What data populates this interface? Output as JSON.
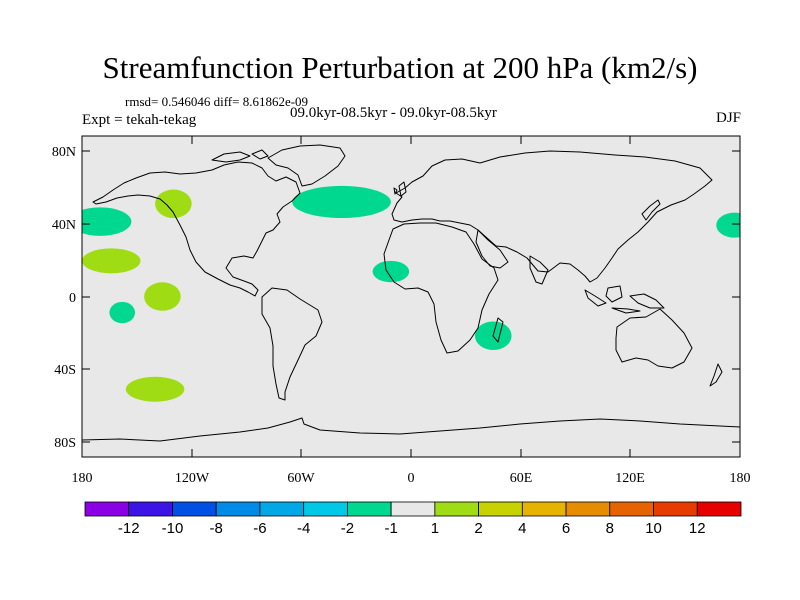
{
  "title": "Streamfunction Perturbation at 200 hPa (km2/s)",
  "stats_text": "rmsd= 0.546046  diff= 8.61862e-09",
  "expt_text": "Expt = tekah-tekag",
  "period_text": "09.0kyr-08.5kyr - 09.0kyr-08.5kyr",
  "season": "DJF",
  "colors": {
    "land_bg": "#e8e8e8",
    "coast": "#000000",
    "neg1": "#00d890",
    "pos1": "#a0dc14"
  },
  "y_ticks": [
    "80N",
    "40N",
    "0",
    "40S",
    "80S"
  ],
  "x_ticks": [
    "180",
    "120W",
    "60W",
    "0",
    "60E",
    "120E",
    "180"
  ],
  "chart_data": {
    "type": "filled-contour-map",
    "variable": "Streamfunction perturbation",
    "level_hPa": 200,
    "units": "km2/s",
    "season": "DJF",
    "lon_range": [
      -180,
      180
    ],
    "lat_range": [
      -90,
      90
    ],
    "colorbar": {
      "boundaries": [
        "-12",
        "-10",
        "-8",
        "-6",
        "-4",
        "-2",
        "-1",
        "1",
        "2",
        "4",
        "6",
        "8",
        "10",
        "12"
      ],
      "colors": [
        "#8c00e6",
        "#3c14e6",
        "#0050e6",
        "#008ce6",
        "#00a8e6",
        "#00c8e6",
        "#00d890",
        "#e8e8e8",
        "#a0dc14",
        "#c8d200",
        "#e6b400",
        "#e68c00",
        "#e66400",
        "#e63c00",
        "#e60000"
      ]
    },
    "anomalies": [
      {
        "sign": "negative",
        "range": "-2 to -1",
        "lon": -170,
        "lat": 42,
        "rlon": 17,
        "rlat": 8
      },
      {
        "sign": "positive",
        "range": "1 to 2",
        "lon": -130,
        "lat": 52,
        "rlon": 10,
        "rlat": 8
      },
      {
        "sign": "negative",
        "range": "-2 to -1",
        "lon": -38,
        "lat": 53,
        "rlon": 27,
        "rlat": 9
      },
      {
        "sign": "positive",
        "range": "1 to 2",
        "lon": -164,
        "lat": 20,
        "rlon": 16,
        "rlat": 7
      },
      {
        "sign": "negative",
        "range": "-2 to -1",
        "lon": -11,
        "lat": 14,
        "rlon": 10,
        "rlat": 6
      },
      {
        "sign": "positive",
        "range": "1 to 2",
        "lon": -136,
        "lat": 0,
        "rlon": 10,
        "rlat": 8
      },
      {
        "sign": "negative",
        "range": "-2 to -1",
        "lon": -158,
        "lat": -9,
        "rlon": 7,
        "rlat": 6
      },
      {
        "sign": "negative",
        "range": "-2 to -1",
        "lon": 45,
        "lat": -22,
        "rlon": 10,
        "rlat": 8
      },
      {
        "sign": "positive",
        "range": "1 to 2",
        "lon": -140,
        "lat": -52,
        "rlon": 16,
        "rlat": 7
      },
      {
        "sign": "negative",
        "range": "-2 to -1",
        "lon": 177,
        "lat": 40,
        "rlon": 10,
        "rlat": 7
      }
    ]
  }
}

▶ Exercise details:
Return all the entries word for word, but omit any pictures they contain.

▶ Worked solution:
What data populates this interface? Output as JSON.
{
  "title": "Streamfunction Perturbation at 200 hPa (km2/s)",
  "stats_text": "rmsd= 0.546046  diff= 8.61862e-09",
  "expt_text": "Expt = tekah-tekag",
  "period_text": "09.0kyr-08.5kyr - 09.0kyr-08.5kyr",
  "season": "DJF",
  "colors": {
    "land_bg": "#e8e8e8",
    "coast": "#000000",
    "neg1": "#00d890",
    "pos1": "#a0dc14"
  },
  "y_ticks": [
    "80N",
    "40N",
    "0",
    "40S",
    "80S"
  ],
  "x_ticks": [
    "180",
    "120W",
    "60W",
    "0",
    "60E",
    "120E",
    "180"
  ],
  "chart_data": {
    "type": "filled-contour-map",
    "variable": "Streamfunction perturbation",
    "level_hPa": 200,
    "units": "km2/s",
    "season": "DJF",
    "lon_range": [
      -180,
      180
    ],
    "lat_range": [
      -90,
      90
    ],
    "colorbar": {
      "boundaries": [
        "-12",
        "-10",
        "-8",
        "-6",
        "-4",
        "-2",
        "-1",
        "1",
        "2",
        "4",
        "6",
        "8",
        "10",
        "12"
      ],
      "colors": [
        "#8c00e6",
        "#3c14e6",
        "#0050e6",
        "#008ce6",
        "#00a8e6",
        "#00c8e6",
        "#00d890",
        "#e8e8e8",
        "#a0dc14",
        "#c8d200",
        "#e6b400",
        "#e68c00",
        "#e66400",
        "#e63c00",
        "#e60000"
      ]
    },
    "anomalies": [
      {
        "sign": "negative",
        "range": "-2 to -1",
        "lon": -170,
        "lat": 42,
        "rlon": 17,
        "rlat": 8
      },
      {
        "sign": "positive",
        "range": "1 to 2",
        "lon": -130,
        "lat": 52,
        "rlon": 10,
        "rlat": 8
      },
      {
        "sign": "negative",
        "range": "-2 to -1",
        "lon": -38,
        "lat": 53,
        "rlon": 27,
        "rlat": 9
      },
      {
        "sign": "positive",
        "range": "1 to 2",
        "lon": -164,
        "lat": 20,
        "rlon": 16,
        "rlat": 7
      },
      {
        "sign": "negative",
        "range": "-2 to -1",
        "lon": -11,
        "lat": 14,
        "rlon": 10,
        "rlat": 6
      },
      {
        "sign": "positive",
        "range": "1 to 2",
        "lon": -136,
        "lat": 0,
        "rlon": 10,
        "rlat": 8
      },
      {
        "sign": "negative",
        "range": "-2 to -1",
        "lon": -158,
        "lat": -9,
        "rlon": 7,
        "rlat": 6
      },
      {
        "sign": "negative",
        "range": "-2 to -1",
        "lon": 45,
        "lat": -22,
        "rlon": 10,
        "rlat": 8
      },
      {
        "sign": "positive",
        "range": "1 to 2",
        "lon": -140,
        "lat": -52,
        "rlon": 16,
        "rlat": 7
      },
      {
        "sign": "negative",
        "range": "-2 to -1",
        "lon": 177,
        "lat": 40,
        "rlon": 10,
        "rlat": 7
      }
    ]
  }
}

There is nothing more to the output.